◆ CHALLENGE ◆
Scan the records for the string "text"; copy each line where it occurs.

Lines of data

:::

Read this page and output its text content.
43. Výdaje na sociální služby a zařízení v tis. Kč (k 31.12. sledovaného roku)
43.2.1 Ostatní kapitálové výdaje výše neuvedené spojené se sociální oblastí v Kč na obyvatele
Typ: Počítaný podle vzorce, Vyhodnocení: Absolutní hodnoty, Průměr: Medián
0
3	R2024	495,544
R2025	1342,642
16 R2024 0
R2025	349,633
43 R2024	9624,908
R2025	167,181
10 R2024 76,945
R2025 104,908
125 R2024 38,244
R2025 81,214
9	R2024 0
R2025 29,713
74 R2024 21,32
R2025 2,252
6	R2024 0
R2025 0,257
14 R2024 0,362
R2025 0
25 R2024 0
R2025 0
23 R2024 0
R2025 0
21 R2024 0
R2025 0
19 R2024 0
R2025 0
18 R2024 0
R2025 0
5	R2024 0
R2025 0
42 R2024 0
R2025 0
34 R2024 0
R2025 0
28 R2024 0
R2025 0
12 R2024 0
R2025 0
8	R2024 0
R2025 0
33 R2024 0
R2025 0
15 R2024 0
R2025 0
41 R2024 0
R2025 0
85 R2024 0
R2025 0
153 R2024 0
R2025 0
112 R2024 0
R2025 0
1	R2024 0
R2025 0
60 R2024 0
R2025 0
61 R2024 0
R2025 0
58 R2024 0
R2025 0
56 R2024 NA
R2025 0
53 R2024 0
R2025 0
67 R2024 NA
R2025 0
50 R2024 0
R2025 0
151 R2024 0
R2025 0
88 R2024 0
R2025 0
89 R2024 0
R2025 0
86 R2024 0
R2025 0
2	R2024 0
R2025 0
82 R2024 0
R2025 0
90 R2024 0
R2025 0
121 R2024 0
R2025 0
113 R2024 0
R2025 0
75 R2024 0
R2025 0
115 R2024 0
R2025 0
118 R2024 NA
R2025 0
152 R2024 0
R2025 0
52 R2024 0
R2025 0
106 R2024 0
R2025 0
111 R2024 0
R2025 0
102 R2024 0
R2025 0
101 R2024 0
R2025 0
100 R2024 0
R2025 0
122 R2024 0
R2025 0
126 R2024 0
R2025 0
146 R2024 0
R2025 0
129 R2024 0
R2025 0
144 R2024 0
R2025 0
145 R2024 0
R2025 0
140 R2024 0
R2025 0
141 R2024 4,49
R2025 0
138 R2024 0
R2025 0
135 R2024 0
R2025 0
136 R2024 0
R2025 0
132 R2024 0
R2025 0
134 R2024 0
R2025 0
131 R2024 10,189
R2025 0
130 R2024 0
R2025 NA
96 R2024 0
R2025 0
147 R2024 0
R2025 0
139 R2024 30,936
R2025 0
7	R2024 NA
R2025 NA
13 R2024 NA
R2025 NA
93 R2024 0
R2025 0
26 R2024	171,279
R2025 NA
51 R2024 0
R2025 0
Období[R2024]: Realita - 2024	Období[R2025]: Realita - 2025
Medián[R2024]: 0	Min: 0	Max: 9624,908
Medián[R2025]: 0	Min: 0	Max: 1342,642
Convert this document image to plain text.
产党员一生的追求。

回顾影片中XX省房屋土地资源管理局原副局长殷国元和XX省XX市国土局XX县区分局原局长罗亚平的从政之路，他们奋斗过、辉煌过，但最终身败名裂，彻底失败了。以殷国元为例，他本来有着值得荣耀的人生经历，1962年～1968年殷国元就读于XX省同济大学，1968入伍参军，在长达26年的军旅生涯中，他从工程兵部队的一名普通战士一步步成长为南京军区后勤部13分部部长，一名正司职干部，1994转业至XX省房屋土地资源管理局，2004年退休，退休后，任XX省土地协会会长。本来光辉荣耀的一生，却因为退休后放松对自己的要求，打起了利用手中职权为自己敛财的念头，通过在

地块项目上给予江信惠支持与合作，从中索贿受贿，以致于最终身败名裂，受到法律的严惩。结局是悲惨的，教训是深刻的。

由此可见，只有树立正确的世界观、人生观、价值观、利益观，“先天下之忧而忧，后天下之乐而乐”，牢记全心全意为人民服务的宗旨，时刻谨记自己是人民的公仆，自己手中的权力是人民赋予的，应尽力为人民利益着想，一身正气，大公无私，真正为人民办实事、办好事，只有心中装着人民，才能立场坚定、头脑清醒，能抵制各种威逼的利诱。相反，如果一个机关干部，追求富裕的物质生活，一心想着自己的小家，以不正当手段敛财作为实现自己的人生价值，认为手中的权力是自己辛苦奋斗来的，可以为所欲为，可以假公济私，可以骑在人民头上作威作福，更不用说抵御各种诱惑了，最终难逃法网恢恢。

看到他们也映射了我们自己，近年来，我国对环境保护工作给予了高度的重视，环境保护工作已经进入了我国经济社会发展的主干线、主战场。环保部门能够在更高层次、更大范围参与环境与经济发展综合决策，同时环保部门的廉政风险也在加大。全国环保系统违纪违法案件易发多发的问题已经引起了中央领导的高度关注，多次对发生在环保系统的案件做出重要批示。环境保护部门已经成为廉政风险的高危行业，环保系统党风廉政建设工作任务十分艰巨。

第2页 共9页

:::

◆ COMPLETED TASK ◆
Read this page and output its text content.
Convert this document image to plain text.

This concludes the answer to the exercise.